| WHAT THIS TASK INVOLVES |
For every line in the records that has the word "血糖値スパイク", make a copy.

| SUPPLIED MATERIAL |
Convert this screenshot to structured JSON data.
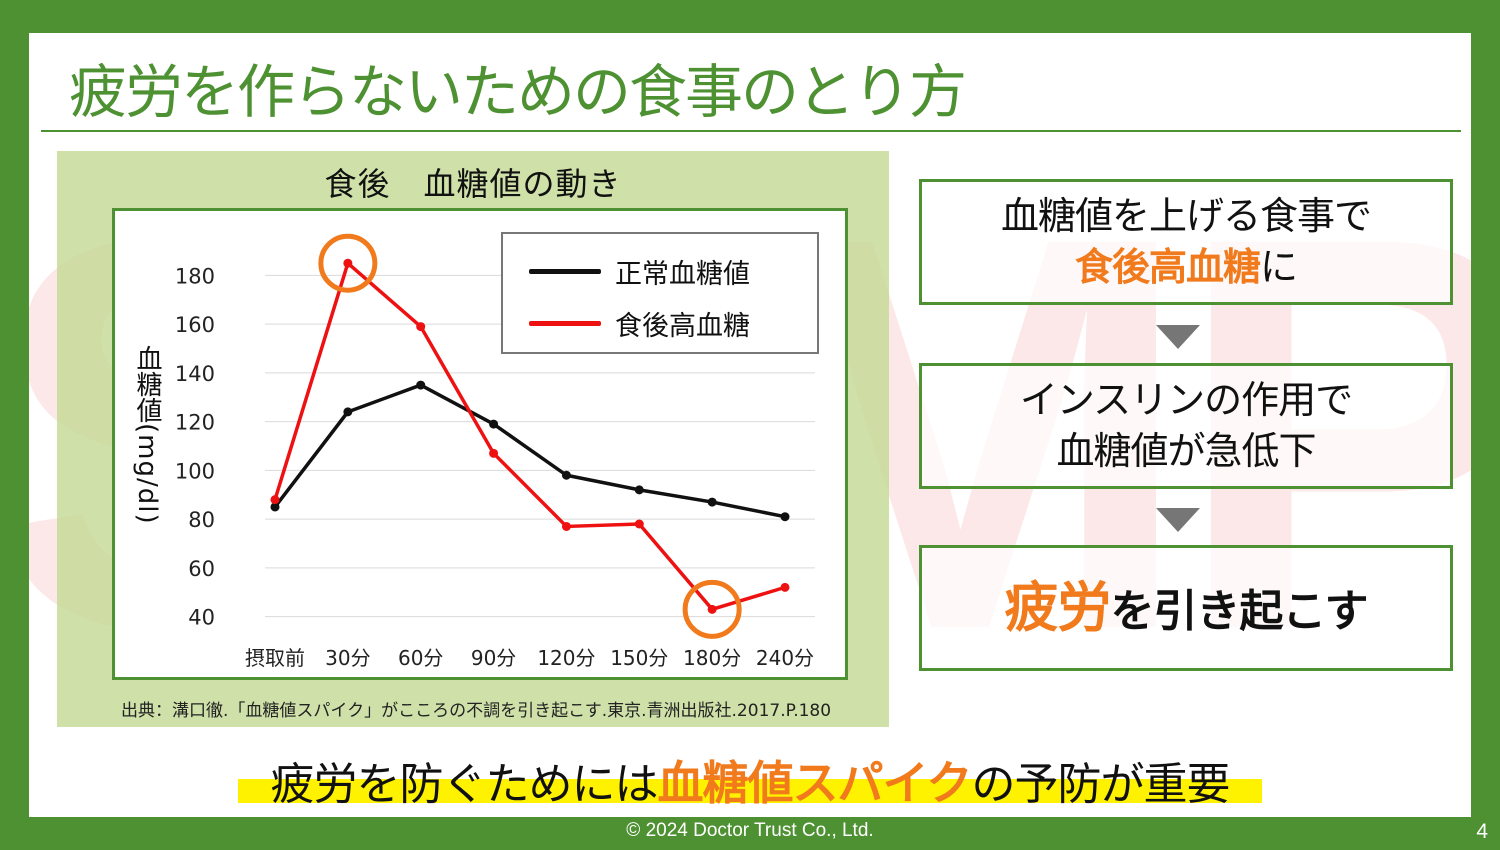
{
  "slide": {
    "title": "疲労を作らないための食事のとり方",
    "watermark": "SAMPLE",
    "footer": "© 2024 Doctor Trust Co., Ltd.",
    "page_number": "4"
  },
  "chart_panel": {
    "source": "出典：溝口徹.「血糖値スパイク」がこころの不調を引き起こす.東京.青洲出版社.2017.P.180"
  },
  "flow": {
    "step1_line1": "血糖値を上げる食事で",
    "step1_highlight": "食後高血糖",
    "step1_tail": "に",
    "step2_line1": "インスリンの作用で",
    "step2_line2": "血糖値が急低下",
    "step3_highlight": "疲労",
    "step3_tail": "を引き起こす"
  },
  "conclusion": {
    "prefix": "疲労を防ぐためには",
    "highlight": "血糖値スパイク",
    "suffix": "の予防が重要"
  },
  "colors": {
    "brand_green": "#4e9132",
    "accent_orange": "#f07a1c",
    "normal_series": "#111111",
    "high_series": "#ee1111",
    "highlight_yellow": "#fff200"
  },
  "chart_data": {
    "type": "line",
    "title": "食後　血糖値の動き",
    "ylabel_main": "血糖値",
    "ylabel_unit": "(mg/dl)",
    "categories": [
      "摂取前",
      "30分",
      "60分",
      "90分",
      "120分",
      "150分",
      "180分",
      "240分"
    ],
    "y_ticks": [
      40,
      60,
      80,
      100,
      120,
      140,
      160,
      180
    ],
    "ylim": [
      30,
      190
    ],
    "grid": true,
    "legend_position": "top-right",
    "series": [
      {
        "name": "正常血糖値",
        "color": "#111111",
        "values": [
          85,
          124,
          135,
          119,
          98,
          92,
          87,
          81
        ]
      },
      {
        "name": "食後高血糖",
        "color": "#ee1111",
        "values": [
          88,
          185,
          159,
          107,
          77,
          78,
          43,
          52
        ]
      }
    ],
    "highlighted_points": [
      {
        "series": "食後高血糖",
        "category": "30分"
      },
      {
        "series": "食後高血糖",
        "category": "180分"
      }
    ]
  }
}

| THE OUTPUT |
    "source": "出典：溝口徹.「血糖値スパイク」がこころの不調を引き起こす.東京.青洲出版社.2017.P.180"
    "highlight": "血糖値スパイク",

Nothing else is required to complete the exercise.